EXERCISE AIM - Below are some records: retype them all exactly, but not the pictures.

**** MATERIAL ****

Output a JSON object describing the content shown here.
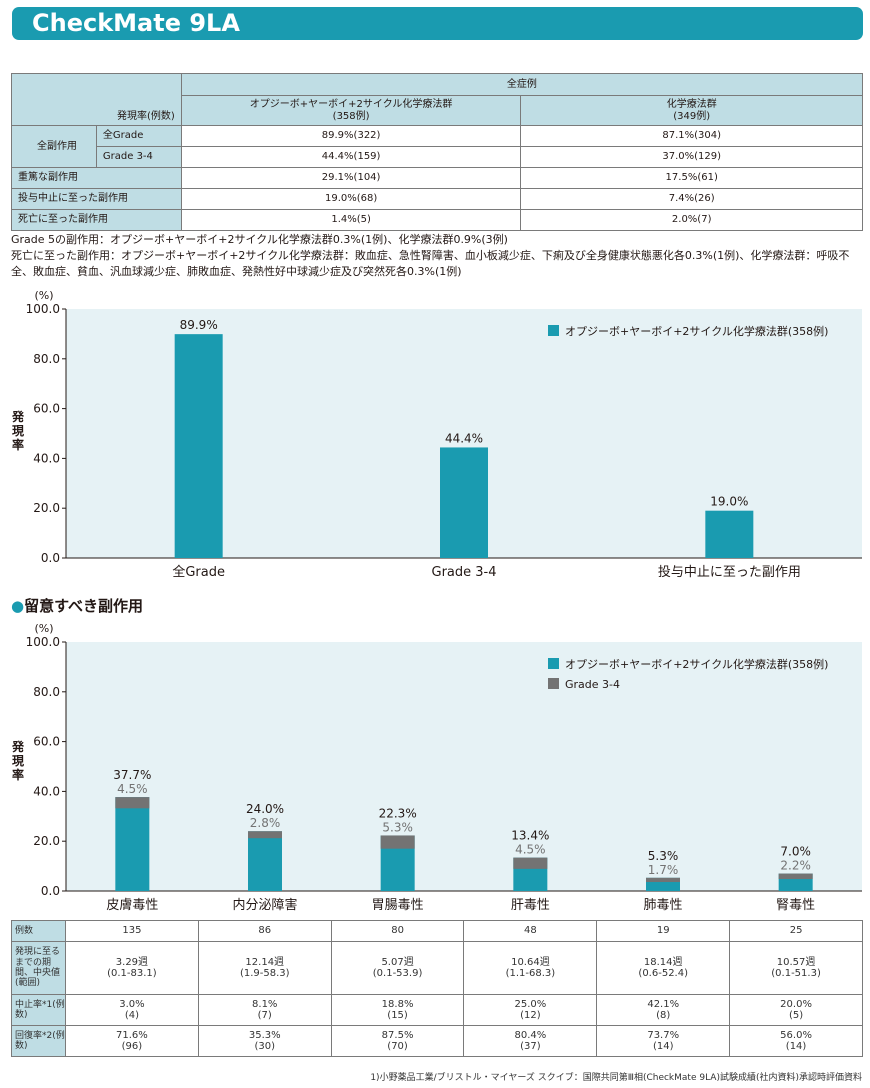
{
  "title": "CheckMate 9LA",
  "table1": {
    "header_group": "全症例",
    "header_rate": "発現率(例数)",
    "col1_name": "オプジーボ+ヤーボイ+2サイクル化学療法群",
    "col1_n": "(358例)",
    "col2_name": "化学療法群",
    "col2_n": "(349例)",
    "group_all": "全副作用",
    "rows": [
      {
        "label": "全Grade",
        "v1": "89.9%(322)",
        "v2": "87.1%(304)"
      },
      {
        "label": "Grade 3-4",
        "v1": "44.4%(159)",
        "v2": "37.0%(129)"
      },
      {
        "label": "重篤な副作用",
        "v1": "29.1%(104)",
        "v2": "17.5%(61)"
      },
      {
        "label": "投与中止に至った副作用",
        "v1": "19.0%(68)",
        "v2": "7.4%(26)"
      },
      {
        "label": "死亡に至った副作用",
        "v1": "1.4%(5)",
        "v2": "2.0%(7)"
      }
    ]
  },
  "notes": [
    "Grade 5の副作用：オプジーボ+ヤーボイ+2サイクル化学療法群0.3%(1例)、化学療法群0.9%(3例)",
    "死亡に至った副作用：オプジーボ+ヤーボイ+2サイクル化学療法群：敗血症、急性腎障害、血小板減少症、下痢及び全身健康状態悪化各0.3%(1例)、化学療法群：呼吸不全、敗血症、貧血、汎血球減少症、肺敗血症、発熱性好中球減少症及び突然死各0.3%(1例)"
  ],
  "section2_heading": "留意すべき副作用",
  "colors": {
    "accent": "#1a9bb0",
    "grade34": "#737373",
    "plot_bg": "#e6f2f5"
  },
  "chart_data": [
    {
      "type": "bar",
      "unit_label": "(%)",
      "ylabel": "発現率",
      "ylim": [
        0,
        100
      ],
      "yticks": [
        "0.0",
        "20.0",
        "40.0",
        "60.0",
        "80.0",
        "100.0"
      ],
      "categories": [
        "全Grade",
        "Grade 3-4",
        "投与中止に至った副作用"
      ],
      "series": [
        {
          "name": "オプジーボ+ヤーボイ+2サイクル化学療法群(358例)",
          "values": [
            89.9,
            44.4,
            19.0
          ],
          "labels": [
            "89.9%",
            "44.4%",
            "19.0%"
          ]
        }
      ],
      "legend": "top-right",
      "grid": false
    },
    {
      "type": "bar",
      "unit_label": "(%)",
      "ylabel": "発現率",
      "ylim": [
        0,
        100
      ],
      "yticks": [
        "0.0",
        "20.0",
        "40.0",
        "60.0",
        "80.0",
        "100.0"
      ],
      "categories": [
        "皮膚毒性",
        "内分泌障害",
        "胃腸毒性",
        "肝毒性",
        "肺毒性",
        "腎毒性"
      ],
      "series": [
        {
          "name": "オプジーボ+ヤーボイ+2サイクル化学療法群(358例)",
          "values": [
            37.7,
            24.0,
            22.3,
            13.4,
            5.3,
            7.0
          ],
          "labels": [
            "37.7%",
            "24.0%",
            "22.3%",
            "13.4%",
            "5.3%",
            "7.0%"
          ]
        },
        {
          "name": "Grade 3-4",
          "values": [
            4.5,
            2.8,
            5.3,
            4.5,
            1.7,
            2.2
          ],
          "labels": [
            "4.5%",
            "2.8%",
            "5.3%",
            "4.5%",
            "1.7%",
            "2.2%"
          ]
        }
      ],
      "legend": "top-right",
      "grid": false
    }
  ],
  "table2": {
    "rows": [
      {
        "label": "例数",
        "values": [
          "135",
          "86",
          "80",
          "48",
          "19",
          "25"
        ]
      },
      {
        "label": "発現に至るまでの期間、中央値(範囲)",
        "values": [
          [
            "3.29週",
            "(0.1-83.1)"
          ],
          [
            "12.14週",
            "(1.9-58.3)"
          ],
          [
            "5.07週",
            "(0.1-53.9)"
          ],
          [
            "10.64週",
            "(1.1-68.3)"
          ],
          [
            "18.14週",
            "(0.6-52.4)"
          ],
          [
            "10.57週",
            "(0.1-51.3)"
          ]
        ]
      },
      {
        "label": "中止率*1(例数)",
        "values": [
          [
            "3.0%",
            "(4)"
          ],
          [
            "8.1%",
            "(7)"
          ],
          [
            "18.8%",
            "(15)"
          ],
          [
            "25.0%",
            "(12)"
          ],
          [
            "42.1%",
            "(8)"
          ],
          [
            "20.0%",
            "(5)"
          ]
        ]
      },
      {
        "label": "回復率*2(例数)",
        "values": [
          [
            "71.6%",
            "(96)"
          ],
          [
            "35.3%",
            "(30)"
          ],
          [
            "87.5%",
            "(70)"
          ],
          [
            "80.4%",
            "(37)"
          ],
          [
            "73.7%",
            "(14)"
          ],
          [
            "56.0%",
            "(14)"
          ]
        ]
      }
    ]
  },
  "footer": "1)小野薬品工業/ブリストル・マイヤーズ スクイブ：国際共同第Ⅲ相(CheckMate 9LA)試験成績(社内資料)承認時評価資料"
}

****

TASK SOLUTION -
Output a JSON object describing the content shown here.
{
  "title": "CheckMate 9LA",
  "table1": {
    "header_group": "全症例",
    "header_rate": "発現率(例数)",
    "col1_name": "オプジーボ+ヤーボイ+2サイクル化学療法群",
    "col1_n": "(358例)",
    "col2_name": "化学療法群",
    "col2_n": "(349例)",
    "group_all": "全副作用",
    "rows": [
      {
        "label": "全Grade",
        "v1": "89.9%(322)",
        "v2": "87.1%(304)"
      },
      {
        "label": "Grade 3-4",
        "v1": "44.4%(159)",
        "v2": "37.0%(129)"
      },
      {
        "label": "重篤な副作用",
        "v1": "29.1%(104)",
        "v2": "17.5%(61)"
      },
      {
        "label": "投与中止に至った副作用",
        "v1": "19.0%(68)",
        "v2": "7.4%(26)"
      },
      {
        "label": "死亡に至った副作用",
        "v1": "1.4%(5)",
        "v2": "2.0%(7)"
      }
    ]
  },
  "notes": [
    "Grade 5の副作用：オプジーボ+ヤーボイ+2サイクル化学療法群0.3%(1例)、化学療法群0.9%(3例)",
    "死亡に至った副作用：オプジーボ+ヤーボイ+2サイクル化学療法群：敗血症、急性腎障害、血小板減少症、下痢及び全身健康状態悪化各0.3%(1例)、化学療法群：呼吸不全、敗血症、貧血、汎血球減少症、肺敗血症、発熱性好中球減少症及び突然死各0.3%(1例)"
  ],
  "section2_heading": "留意すべき副作用",
  "colors": {
    "accent": "#1a9bb0",
    "grade34": "#737373",
    "plot_bg": "#e6f2f5"
  },
  "chart_data": [
    {
      "type": "bar",
      "unit_label": "(%)",
      "ylabel": "発現率",
      "ylim": [
        0,
        100
      ],
      "yticks": [
        "0.0",
        "20.0",
        "40.0",
        "60.0",
        "80.0",
        "100.0"
      ],
      "categories": [
        "全Grade",
        "Grade 3-4",
        "投与中止に至った副作用"
      ],
      "series": [
        {
          "name": "オプジーボ+ヤーボイ+2サイクル化学療法群(358例)",
          "values": [
            89.9,
            44.4,
            19.0
          ],
          "labels": [
            "89.9%",
            "44.4%",
            "19.0%"
          ]
        }
      ],
      "legend": "top-right",
      "grid": false
    },
    {
      "type": "bar",
      "unit_label": "(%)",
      "ylabel": "発現率",
      "ylim": [
        0,
        100
      ],
      "yticks": [
        "0.0",
        "20.0",
        "40.0",
        "60.0",
        "80.0",
        "100.0"
      ],
      "categories": [
        "皮膚毒性",
        "内分泌障害",
        "胃腸毒性",
        "肝毒性",
        "肺毒性",
        "腎毒性"
      ],
      "series": [
        {
          "name": "オプジーボ+ヤーボイ+2サイクル化学療法群(358例)",
          "values": [
            37.7,
            24.0,
            22.3,
            13.4,
            5.3,
            7.0
          ],
          "labels": [
            "37.7%",
            "24.0%",
            "22.3%",
            "13.4%",
            "5.3%",
            "7.0%"
          ]
        },
        {
          "name": "Grade 3-4",
          "values": [
            4.5,
            2.8,
            5.3,
            4.5,
            1.7,
            2.2
          ],
          "labels": [
            "4.5%",
            "2.8%",
            "5.3%",
            "4.5%",
            "1.7%",
            "2.2%"
          ]
        }
      ],
      "legend": "top-right",
      "grid": false
    }
  ],
  "table2": {
    "rows": [
      {
        "label": "例数",
        "values": [
          "135",
          "86",
          "80",
          "48",
          "19",
          "25"
        ]
      },
      {
        "label": "発現に至るまでの期間、中央値(範囲)",
        "values": [
          [
            "3.29週",
            "(0.1-83.1)"
          ],
          [
            "12.14週",
            "(1.9-58.3)"
          ],
          [
            "5.07週",
            "(0.1-53.9)"
          ],
          [
            "10.64週",
            "(1.1-68.3)"
          ],
          [
            "18.14週",
            "(0.6-52.4)"
          ],
          [
            "10.57週",
            "(0.1-51.3)"
          ]
        ]
      },
      {
        "label": "中止率*1(例数)",
        "values": [
          [
            "3.0%",
            "(4)"
          ],
          [
            "8.1%",
            "(7)"
          ],
          [
            "18.8%",
            "(15)"
          ],
          [
            "25.0%",
            "(12)"
          ],
          [
            "42.1%",
            "(8)"
          ],
          [
            "20.0%",
            "(5)"
          ]
        ]
      },
      {
        "label": "回復率*2(例数)",
        "values": [
          [
            "71.6%",
            "(96)"
          ],
          [
            "35.3%",
            "(30)"
          ],
          [
            "87.5%",
            "(70)"
          ],
          [
            "80.4%",
            "(37)"
          ],
          [
            "73.7%",
            "(14)"
          ],
          [
            "56.0%",
            "(14)"
          ]
        ]
      }
    ]
  },
  "footer": "1)小野薬品工業/ブリストル・マイヤーズ スクイブ：国際共同第Ⅲ相(CheckMate 9LA)試験成績(社内資料)承認時評価資料"
}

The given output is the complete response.